● Short problem
Print all of the data exactly as written.

● Material provided
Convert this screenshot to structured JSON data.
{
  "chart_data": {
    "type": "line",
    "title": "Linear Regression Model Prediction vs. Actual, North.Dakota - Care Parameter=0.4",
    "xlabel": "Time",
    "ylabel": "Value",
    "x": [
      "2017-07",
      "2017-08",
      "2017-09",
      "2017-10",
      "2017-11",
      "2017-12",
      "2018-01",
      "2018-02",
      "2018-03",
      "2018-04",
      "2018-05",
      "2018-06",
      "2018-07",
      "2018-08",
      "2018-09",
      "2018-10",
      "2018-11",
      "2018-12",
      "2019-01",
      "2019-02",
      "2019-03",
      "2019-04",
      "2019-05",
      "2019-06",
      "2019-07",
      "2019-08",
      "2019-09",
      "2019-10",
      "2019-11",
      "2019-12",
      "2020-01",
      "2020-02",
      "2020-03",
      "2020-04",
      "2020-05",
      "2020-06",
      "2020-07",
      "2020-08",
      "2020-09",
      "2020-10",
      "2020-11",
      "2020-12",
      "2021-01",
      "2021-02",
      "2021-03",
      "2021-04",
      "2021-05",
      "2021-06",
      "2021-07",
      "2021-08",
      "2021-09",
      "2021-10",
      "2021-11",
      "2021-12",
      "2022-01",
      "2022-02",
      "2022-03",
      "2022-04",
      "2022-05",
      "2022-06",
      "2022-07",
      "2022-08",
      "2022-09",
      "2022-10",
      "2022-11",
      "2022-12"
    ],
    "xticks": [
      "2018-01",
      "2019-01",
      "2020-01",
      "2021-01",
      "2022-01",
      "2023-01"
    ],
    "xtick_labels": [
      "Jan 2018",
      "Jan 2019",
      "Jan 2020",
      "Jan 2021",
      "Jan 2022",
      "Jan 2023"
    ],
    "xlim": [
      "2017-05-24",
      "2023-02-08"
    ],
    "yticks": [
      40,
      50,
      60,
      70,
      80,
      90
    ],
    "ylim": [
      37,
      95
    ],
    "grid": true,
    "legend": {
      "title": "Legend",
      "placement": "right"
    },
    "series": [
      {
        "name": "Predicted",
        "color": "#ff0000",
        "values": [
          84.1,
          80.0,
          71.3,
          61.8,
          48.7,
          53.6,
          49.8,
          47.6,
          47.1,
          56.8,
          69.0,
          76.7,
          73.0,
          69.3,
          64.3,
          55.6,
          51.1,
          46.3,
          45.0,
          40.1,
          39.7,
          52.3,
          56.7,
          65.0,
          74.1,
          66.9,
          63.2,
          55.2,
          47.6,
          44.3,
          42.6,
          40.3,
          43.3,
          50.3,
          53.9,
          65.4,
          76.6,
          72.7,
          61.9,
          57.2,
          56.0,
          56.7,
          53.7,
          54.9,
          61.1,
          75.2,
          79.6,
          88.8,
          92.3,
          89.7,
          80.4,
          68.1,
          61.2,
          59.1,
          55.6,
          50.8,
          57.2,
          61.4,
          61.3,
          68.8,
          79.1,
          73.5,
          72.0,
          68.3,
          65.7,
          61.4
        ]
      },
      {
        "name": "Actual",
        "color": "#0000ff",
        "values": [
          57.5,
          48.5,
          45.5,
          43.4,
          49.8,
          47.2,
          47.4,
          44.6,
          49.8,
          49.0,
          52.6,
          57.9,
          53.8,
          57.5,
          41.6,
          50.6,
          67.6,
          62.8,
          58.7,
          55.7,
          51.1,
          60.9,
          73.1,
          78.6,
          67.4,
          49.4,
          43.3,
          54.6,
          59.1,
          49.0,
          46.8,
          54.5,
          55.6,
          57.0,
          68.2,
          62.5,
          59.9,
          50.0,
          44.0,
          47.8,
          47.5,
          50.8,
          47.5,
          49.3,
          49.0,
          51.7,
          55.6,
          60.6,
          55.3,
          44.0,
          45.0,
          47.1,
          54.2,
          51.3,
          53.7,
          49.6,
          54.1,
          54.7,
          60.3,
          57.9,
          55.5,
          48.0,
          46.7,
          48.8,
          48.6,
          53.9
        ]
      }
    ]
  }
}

● Written answer
Convert this screenshot to structured JSON data.
{
  "chart_data": {
    "type": "line",
    "title": "Linear Regression Model Prediction vs. Actual, North.Dakota - Care Parameter=0.4",
    "xlabel": "Time",
    "ylabel": "Value",
    "x": [
      "2017-07",
      "2017-08",
      "2017-09",
      "2017-10",
      "2017-11",
      "2017-12",
      "2018-01",
      "2018-02",
      "2018-03",
      "2018-04",
      "2018-05",
      "2018-06",
      "2018-07",
      "2018-08",
      "2018-09",
      "2018-10",
      "2018-11",
      "2018-12",
      "2019-01",
      "2019-02",
      "2019-03",
      "2019-04",
      "2019-05",
      "2019-06",
      "2019-07",
      "2019-08",
      "2019-09",
      "2019-10",
      "2019-11",
      "2019-12",
      "2020-01",
      "2020-02",
      "2020-03",
      "2020-04",
      "2020-05",
      "2020-06",
      "2020-07",
      "2020-08",
      "2020-09",
      "2020-10",
      "2020-11",
      "2020-12",
      "2021-01",
      "2021-02",
      "2021-03",
      "2021-04",
      "2021-05",
      "2021-06",
      "2021-07",
      "2021-08",
      "2021-09",
      "2021-10",
      "2021-11",
      "2021-12",
      "2022-01",
      "2022-02",
      "2022-03",
      "2022-04",
      "2022-05",
      "2022-06",
      "2022-07",
      "2022-08",
      "2022-09",
      "2022-10",
      "2022-11",
      "2022-12"
    ],
    "xticks": [
      "2018-01",
      "2019-01",
      "2020-01",
      "2021-01",
      "2022-01",
      "2023-01"
    ],
    "xtick_labels": [
      "Jan 2018",
      "Jan 2019",
      "Jan 2020",
      "Jan 2021",
      "Jan 2022",
      "Jan 2023"
    ],
    "xlim": [
      "2017-05-24",
      "2023-02-08"
    ],
    "yticks": [
      40,
      50,
      60,
      70,
      80,
      90
    ],
    "ylim": [
      37,
      95
    ],
    "grid": true,
    "legend": {
      "title": "Legend",
      "placement": "right"
    },
    "series": [
      {
        "name": "Predicted",
        "color": "#ff0000",
        "values": [
          84.1,
          80.0,
          71.3,
          61.8,
          48.7,
          53.6,
          49.8,
          47.6,
          47.1,
          56.8,
          69.0,
          76.7,
          73.0,
          69.3,
          64.3,
          55.6,
          51.1,
          46.3,
          45.0,
          40.1,
          39.7,
          52.3,
          56.7,
          65.0,
          74.1,
          66.9,
          63.2,
          55.2,
          47.6,
          44.3,
          42.6,
          40.3,
          43.3,
          50.3,
          53.9,
          65.4,
          76.6,
          72.7,
          61.9,
          57.2,
          56.0,
          56.7,
          53.7,
          54.9,
          61.1,
          75.2,
          79.6,
          88.8,
          92.3,
          89.7,
          80.4,
          68.1,
          61.2,
          59.1,
          55.6,
          50.8,
          57.2,
          61.4,
          61.3,
          68.8,
          79.1,
          73.5,
          72.0,
          68.3,
          65.7,
          61.4
        ]
      },
      {
        "name": "Actual",
        "color": "#0000ff",
        "values": [
          57.5,
          48.5,
          45.5,
          43.4,
          49.8,
          47.2,
          47.4,
          44.6,
          49.8,
          49.0,
          52.6,
          57.9,
          53.8,
          57.5,
          41.6,
          50.6,
          67.6,
          62.8,
          58.7,
          55.7,
          51.1,
          60.9,
          73.1,
          78.6,
          67.4,
          49.4,
          43.3,
          54.6,
          59.1,
          49.0,
          46.8,
          54.5,
          55.6,
          57.0,
          68.2,
          62.5,
          59.9,
          50.0,
          44.0,
          47.8,
          47.5,
          50.8,
          47.5,
          49.3,
          49.0,
          51.7,
          55.6,
          60.6,
          55.3,
          44.0,
          45.0,
          47.1,
          54.2,
          51.3,
          53.7,
          49.6,
          54.1,
          54.7,
          60.3,
          57.9,
          55.5,
          48.0,
          46.7,
          48.8,
          48.6,
          53.9
        ]
      }
    ]
  }
}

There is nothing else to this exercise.